### REQUIREMENTS
Return only the number of lines in the entries below that hold the word "peaks".

### PROVIDED RECORDS
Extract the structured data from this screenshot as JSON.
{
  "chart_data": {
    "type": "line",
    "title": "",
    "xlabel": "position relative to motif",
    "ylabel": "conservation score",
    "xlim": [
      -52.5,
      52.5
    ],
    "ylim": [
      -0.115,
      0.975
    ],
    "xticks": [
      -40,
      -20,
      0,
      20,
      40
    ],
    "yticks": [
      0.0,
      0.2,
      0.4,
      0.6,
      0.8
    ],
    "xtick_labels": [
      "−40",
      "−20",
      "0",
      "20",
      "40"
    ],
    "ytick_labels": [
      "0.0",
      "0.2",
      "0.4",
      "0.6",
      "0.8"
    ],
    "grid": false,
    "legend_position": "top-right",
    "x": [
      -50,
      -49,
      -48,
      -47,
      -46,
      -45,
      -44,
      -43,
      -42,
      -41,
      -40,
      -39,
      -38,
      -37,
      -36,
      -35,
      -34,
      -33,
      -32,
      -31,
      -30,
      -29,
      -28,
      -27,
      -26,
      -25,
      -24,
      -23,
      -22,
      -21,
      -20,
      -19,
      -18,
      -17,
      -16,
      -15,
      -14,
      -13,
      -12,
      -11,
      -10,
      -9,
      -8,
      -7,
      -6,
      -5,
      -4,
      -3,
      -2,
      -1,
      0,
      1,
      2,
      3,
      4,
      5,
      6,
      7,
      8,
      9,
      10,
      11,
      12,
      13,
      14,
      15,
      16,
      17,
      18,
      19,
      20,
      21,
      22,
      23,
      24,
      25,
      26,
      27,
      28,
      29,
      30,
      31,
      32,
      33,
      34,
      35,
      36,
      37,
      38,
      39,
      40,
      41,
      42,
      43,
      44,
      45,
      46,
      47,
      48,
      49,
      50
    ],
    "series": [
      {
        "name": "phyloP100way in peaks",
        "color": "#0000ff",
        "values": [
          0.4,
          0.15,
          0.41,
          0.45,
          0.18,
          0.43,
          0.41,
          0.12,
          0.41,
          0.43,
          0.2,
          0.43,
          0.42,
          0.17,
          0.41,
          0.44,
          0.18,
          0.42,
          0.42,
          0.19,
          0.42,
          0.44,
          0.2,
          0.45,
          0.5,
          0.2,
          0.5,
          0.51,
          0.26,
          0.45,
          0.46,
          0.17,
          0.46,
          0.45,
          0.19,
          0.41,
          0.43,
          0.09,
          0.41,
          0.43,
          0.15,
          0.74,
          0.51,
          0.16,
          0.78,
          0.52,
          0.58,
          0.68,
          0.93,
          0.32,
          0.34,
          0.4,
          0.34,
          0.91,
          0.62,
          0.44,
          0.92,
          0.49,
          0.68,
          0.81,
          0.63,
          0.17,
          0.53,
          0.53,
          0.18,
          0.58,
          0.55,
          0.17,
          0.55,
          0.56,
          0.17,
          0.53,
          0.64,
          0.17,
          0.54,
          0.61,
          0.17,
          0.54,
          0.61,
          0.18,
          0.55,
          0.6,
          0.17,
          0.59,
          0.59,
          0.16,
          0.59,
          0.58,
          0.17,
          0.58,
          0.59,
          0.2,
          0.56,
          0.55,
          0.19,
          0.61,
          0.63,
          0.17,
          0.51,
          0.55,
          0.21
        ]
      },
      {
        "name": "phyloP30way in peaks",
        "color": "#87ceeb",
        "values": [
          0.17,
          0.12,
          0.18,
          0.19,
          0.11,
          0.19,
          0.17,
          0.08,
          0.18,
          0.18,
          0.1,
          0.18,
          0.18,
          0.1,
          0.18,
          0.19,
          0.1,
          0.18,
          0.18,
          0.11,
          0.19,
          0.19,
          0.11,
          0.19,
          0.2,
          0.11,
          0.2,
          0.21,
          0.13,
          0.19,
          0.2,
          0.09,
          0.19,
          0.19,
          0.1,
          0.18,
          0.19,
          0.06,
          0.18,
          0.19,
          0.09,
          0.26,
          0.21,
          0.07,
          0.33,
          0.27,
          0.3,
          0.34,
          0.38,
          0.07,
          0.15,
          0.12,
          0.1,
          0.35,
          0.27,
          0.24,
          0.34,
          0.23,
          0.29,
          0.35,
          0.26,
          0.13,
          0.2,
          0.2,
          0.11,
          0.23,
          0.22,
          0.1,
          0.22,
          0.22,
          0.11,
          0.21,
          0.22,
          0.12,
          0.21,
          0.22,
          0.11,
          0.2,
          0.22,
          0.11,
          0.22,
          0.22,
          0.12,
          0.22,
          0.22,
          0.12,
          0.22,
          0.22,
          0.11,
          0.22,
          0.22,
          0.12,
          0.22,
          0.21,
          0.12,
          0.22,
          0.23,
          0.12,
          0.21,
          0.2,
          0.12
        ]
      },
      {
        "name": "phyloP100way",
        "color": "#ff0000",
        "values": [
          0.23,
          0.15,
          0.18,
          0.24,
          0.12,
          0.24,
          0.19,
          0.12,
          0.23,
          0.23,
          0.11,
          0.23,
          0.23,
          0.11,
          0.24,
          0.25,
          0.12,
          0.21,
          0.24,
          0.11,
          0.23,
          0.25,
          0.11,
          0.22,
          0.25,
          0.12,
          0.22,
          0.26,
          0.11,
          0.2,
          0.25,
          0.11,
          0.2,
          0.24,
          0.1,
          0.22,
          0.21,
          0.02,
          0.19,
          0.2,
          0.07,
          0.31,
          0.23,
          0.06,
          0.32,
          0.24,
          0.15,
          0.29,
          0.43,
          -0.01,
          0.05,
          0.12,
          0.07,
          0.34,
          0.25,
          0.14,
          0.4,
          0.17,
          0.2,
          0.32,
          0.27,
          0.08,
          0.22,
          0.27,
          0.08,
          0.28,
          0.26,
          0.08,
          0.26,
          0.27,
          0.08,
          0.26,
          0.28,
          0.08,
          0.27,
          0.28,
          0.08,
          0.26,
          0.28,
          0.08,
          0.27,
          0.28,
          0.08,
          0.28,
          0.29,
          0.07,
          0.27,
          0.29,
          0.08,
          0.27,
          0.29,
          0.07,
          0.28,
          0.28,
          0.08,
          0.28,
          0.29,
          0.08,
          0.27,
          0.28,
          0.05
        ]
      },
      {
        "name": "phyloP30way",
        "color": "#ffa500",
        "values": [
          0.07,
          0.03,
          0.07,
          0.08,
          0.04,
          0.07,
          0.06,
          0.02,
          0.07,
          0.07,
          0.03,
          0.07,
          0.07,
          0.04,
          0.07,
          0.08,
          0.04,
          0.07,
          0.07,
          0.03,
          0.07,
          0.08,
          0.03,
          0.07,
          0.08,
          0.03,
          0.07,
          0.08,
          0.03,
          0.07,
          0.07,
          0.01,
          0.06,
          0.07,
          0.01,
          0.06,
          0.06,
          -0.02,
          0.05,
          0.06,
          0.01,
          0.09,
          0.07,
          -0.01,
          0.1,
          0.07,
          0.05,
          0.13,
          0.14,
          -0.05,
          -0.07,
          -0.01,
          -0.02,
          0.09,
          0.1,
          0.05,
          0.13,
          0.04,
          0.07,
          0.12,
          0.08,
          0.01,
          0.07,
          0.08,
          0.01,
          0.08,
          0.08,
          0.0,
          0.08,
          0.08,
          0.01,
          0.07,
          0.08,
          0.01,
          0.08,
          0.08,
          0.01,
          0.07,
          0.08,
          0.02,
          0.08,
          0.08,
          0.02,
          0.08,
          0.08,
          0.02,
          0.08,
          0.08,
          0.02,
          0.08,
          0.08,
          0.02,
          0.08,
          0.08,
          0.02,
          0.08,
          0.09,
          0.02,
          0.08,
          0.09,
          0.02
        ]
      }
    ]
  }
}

### REPLY TO THE TASK
2